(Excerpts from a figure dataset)
## BEGIN
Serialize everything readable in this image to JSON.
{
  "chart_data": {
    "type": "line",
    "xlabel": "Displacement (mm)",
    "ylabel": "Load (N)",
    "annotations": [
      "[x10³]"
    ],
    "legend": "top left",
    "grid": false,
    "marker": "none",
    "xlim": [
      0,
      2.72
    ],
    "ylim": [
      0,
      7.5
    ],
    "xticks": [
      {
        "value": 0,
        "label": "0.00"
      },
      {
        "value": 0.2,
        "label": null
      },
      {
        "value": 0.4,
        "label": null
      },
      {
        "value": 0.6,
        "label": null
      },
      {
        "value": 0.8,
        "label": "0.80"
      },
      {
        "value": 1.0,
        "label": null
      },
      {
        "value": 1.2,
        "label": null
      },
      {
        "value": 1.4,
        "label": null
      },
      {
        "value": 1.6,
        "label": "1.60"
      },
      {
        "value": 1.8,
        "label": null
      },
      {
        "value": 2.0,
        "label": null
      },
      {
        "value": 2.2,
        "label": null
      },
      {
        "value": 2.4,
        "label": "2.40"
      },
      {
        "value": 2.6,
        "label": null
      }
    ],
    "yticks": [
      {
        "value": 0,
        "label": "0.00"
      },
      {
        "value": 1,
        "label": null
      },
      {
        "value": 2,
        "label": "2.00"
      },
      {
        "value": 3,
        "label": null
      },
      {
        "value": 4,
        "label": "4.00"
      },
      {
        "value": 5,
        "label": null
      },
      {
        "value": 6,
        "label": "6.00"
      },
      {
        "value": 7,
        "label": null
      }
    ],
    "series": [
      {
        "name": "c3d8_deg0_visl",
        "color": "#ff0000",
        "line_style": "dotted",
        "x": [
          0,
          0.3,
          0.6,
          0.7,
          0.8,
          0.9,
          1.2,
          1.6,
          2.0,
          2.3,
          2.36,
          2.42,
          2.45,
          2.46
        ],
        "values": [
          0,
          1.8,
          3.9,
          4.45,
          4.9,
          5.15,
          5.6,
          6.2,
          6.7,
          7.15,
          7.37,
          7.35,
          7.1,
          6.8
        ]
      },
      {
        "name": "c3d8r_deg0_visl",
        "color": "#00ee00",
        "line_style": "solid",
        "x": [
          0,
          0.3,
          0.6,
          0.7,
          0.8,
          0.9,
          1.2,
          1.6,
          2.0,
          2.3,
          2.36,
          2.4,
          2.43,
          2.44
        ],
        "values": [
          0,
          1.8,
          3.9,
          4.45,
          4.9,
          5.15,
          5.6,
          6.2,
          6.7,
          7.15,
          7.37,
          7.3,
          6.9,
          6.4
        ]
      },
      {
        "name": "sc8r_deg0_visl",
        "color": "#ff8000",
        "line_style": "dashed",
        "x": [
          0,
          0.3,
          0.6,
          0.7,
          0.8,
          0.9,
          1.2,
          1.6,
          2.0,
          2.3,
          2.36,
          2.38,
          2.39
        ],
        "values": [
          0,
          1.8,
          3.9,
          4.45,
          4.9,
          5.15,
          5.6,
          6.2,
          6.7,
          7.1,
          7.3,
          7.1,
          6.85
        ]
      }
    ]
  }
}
## END
Using the entries above, find all lines with "color". Copy them.

        "color": "#ff0000",
        "color": "#00ee00",
        "color": "#ff8000",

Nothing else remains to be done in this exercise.